▶ [Objective] Reproduce all of the material word for word.

▶ [Record excerpts]
+ + + + + + +
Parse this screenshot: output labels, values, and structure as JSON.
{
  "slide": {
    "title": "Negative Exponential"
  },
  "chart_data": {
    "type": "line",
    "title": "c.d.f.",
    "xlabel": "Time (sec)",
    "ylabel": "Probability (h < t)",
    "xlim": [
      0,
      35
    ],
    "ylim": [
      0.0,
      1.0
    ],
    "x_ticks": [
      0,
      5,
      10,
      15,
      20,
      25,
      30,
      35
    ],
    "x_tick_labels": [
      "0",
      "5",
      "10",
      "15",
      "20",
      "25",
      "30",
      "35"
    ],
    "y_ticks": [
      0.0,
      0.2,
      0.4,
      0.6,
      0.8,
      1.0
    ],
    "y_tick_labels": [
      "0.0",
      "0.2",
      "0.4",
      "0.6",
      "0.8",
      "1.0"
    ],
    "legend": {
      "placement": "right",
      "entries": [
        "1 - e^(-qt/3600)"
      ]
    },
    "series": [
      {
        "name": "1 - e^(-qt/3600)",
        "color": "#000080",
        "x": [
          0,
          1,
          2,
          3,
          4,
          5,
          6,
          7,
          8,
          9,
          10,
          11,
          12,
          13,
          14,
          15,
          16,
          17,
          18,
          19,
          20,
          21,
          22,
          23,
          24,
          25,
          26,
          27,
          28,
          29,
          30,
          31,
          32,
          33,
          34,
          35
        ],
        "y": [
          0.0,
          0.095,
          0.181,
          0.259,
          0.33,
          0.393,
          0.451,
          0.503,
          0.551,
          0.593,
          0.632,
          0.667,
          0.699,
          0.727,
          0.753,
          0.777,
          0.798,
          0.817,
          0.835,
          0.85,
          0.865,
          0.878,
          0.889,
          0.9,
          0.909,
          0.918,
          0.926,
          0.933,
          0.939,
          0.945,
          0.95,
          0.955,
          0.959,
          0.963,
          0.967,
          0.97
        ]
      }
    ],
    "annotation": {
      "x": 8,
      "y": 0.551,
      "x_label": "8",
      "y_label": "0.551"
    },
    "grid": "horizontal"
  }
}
+ + + + + + +
▶ [Output]
Parse this screenshot: output labels, values, and structure as JSON.
{
  "slide": {
    "title": "Negative Exponential"
  },
  "chart_data": {
    "type": "line",
    "title": "c.d.f.",
    "xlabel": "Time (sec)",
    "ylabel": "Probability (h < t)",
    "xlim": [
      0,
      35
    ],
    "ylim": [
      0.0,
      1.0
    ],
    "x_ticks": [
      0,
      5,
      10,
      15,
      20,
      25,
      30,
      35
    ],
    "x_tick_labels": [
      "0",
      "5",
      "10",
      "15",
      "20",
      "25",
      "30",
      "35"
    ],
    "y_ticks": [
      0.0,
      0.2,
      0.4,
      0.6,
      0.8,
      1.0
    ],
    "y_tick_labels": [
      "0.0",
      "0.2",
      "0.4",
      "0.6",
      "0.8",
      "1.0"
    ],
    "legend": {
      "placement": "right",
      "entries": [
        "1 - e^(-qt/3600)"
      ]
    },
    "series": [
      {
        "name": "1 - e^(-qt/3600)",
        "color": "#000080",
        "x": [
          0,
          1,
          2,
          3,
          4,
          5,
          6,
          7,
          8,
          9,
          10,
          11,
          12,
          13,
          14,
          15,
          16,
          17,
          18,
          19,
          20,
          21,
          22,
          23,
          24,
          25,
          26,
          27,
          28,
          29,
          30,
          31,
          32,
          33,
          34,
          35
        ],
        "y": [
          0.0,
          0.095,
          0.181,
          0.259,
          0.33,
          0.393,
          0.451,
          0.503,
          0.551,
          0.593,
          0.632,
          0.667,
          0.699,
          0.727,
          0.753,
          0.777,
          0.798,
          0.817,
          0.835,
          0.85,
          0.865,
          0.878,
          0.889,
          0.9,
          0.909,
          0.918,
          0.926,
          0.933,
          0.939,
          0.945,
          0.95,
          0.955,
          0.959,
          0.963,
          0.967,
          0.97
        ]
      }
    ],
    "annotation": {
      "x": 8,
      "y": 0.551,
      "x_label": "8",
      "y_label": "0.551"
    },
    "grid": "horizontal"
  }
}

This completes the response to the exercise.